## [CHALLENGE]
Exactly how many lines have the word "Maassen"? Answer with the bare number.

## [EXTRACTED RECORDS]
◆ ◆ ◆

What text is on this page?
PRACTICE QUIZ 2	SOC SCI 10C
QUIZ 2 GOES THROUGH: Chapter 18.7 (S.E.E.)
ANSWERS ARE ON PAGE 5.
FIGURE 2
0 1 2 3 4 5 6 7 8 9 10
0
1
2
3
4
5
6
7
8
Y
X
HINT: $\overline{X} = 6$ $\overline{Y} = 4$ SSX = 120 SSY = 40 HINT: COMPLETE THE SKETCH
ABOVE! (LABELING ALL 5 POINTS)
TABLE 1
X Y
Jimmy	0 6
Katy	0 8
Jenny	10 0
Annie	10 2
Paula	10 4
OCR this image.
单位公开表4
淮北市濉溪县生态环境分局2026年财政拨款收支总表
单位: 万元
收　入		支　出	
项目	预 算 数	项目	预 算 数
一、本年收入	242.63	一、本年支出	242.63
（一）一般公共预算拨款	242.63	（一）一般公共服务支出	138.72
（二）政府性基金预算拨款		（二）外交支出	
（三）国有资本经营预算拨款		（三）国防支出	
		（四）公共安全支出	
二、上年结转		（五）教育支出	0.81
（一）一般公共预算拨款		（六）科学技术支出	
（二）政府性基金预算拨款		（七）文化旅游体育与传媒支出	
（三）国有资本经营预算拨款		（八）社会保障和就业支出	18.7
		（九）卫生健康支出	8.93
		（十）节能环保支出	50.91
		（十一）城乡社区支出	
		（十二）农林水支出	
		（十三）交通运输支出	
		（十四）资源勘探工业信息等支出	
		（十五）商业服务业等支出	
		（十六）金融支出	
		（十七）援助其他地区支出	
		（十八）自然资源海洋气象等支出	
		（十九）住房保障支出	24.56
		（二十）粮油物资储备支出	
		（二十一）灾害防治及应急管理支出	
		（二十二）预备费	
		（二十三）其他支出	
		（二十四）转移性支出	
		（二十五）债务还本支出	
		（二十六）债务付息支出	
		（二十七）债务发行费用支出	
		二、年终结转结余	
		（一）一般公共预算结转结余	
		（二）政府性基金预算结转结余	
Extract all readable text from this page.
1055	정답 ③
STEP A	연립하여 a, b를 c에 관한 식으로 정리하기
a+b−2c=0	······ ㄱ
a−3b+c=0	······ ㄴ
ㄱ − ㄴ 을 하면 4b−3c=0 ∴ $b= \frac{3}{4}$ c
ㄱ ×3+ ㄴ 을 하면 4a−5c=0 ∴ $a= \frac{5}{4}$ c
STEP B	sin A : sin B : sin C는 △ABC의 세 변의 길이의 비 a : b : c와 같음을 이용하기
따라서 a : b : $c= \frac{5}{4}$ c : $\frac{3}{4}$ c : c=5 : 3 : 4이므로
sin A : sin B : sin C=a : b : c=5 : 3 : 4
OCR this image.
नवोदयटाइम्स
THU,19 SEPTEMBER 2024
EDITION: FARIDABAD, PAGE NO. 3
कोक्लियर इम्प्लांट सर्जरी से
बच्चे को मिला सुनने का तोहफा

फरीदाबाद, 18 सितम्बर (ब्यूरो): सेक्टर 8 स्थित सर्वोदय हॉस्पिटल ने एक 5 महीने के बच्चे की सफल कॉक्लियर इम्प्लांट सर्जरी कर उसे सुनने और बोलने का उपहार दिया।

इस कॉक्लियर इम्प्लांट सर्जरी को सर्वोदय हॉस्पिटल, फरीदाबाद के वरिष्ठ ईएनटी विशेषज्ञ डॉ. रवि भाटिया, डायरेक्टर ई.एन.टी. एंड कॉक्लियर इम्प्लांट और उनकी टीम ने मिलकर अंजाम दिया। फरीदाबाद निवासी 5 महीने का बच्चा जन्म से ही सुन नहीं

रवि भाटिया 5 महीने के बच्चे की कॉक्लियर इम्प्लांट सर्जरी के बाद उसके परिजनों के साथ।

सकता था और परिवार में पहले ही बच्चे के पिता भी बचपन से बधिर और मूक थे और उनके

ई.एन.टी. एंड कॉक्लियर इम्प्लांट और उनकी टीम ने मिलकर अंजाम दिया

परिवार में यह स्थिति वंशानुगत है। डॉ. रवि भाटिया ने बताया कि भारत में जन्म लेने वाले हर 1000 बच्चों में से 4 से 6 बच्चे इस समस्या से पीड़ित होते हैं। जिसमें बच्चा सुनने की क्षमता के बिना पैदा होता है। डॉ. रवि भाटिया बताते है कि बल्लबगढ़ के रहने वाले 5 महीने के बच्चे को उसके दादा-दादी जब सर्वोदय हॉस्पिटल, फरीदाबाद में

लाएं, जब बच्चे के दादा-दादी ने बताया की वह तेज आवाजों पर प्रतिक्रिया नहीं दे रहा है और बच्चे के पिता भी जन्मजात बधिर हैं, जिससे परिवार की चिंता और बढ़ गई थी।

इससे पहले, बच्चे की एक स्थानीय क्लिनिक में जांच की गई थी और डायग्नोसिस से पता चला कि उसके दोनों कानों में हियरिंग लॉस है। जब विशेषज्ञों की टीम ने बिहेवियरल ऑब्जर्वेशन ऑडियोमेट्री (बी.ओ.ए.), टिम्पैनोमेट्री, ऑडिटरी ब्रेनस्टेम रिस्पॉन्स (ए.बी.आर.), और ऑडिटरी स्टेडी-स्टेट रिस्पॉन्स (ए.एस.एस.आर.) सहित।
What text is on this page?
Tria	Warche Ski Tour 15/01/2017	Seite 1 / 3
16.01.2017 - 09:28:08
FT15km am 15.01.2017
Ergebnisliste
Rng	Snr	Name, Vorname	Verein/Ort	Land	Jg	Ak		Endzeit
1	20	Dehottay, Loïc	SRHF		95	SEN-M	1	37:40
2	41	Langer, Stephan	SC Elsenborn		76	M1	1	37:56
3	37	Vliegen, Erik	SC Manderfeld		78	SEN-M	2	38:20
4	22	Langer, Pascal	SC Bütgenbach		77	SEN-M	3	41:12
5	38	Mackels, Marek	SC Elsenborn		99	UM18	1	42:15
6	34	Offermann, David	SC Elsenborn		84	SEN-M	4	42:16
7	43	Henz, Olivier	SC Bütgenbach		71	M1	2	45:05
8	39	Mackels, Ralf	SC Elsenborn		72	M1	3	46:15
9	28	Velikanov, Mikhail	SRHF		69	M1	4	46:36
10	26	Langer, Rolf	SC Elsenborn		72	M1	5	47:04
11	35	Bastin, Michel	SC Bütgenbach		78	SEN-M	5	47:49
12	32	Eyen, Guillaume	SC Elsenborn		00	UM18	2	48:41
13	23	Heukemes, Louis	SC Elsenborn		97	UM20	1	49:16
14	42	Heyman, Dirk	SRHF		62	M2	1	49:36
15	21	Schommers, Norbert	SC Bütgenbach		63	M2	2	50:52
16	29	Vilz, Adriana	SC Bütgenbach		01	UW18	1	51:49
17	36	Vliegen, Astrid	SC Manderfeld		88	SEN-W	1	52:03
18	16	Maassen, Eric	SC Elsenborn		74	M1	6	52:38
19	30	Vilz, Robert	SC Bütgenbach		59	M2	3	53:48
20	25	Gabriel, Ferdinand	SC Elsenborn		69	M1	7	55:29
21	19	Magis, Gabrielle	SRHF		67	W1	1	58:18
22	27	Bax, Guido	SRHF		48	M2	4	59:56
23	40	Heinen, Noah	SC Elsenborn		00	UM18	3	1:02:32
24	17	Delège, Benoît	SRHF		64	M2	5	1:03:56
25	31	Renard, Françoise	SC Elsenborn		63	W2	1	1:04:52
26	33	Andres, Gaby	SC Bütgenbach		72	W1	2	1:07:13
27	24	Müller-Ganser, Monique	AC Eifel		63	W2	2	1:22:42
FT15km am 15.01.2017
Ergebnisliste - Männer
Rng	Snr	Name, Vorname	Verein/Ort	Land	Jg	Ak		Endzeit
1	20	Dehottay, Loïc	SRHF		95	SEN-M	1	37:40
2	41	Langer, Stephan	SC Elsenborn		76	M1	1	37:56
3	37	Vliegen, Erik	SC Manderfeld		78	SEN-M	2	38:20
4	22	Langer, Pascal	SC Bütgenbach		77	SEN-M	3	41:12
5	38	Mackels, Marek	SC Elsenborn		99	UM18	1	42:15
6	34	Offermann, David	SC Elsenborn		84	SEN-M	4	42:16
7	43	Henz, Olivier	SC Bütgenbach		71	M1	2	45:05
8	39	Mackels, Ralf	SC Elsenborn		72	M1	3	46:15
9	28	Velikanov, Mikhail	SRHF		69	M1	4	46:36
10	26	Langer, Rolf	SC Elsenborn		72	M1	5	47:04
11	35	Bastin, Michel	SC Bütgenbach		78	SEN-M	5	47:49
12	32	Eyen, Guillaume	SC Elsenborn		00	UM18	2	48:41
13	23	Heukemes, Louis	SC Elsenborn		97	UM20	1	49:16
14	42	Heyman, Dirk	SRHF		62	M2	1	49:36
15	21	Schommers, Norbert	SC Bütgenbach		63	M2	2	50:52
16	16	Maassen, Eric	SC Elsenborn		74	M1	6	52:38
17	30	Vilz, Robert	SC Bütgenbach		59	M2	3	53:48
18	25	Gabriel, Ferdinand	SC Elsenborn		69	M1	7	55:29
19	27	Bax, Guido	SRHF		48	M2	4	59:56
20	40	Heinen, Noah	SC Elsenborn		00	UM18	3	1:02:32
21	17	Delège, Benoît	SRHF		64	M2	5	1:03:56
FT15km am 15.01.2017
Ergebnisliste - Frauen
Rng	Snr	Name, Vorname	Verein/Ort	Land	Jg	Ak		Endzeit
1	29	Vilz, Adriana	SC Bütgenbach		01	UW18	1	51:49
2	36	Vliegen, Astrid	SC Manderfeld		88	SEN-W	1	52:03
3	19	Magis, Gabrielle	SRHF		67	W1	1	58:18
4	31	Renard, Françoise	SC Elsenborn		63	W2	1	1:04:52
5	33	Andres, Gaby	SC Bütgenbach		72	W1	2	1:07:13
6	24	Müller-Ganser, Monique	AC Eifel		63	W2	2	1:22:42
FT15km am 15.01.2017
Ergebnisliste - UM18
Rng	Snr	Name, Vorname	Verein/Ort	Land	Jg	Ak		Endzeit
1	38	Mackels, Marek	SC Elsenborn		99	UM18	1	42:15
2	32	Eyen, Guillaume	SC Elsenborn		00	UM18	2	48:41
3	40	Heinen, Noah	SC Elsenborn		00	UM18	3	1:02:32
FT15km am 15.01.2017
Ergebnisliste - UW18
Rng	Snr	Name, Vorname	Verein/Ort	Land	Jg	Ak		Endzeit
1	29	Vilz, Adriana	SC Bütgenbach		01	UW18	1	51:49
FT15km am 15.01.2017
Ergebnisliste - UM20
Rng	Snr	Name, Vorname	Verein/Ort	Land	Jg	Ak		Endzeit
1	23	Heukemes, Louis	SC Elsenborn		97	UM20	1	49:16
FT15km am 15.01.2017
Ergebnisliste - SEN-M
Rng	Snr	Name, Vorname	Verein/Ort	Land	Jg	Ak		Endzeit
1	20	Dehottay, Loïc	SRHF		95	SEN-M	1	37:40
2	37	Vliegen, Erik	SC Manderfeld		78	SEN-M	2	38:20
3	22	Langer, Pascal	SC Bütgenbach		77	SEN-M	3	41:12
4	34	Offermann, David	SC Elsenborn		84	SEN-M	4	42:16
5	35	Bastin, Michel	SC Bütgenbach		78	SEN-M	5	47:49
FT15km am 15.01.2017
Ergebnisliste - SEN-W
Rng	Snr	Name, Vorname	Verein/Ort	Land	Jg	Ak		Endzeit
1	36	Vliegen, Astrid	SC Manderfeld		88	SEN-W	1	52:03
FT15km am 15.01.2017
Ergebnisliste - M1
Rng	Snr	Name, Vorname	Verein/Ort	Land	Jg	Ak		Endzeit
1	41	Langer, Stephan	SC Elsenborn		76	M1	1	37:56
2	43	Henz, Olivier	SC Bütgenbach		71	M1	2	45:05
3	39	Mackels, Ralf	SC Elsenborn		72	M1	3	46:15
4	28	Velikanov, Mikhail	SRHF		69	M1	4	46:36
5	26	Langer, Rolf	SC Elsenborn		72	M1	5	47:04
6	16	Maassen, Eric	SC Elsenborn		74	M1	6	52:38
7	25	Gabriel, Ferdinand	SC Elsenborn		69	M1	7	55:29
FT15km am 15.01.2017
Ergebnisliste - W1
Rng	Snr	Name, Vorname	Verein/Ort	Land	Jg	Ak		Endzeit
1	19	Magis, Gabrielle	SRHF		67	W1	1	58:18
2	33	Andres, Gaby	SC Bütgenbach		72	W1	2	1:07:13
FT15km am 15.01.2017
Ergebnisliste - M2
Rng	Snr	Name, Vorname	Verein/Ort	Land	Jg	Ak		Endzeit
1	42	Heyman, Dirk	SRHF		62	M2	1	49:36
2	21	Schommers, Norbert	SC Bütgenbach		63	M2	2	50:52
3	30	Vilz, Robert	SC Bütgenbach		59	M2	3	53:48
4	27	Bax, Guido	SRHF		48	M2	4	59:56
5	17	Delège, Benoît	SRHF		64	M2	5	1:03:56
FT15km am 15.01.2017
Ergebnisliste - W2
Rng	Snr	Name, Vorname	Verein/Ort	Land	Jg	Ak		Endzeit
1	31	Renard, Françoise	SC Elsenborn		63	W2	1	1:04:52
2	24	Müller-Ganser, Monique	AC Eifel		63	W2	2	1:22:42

◆ ◆ ◆

## [ANSWER BELOW]
3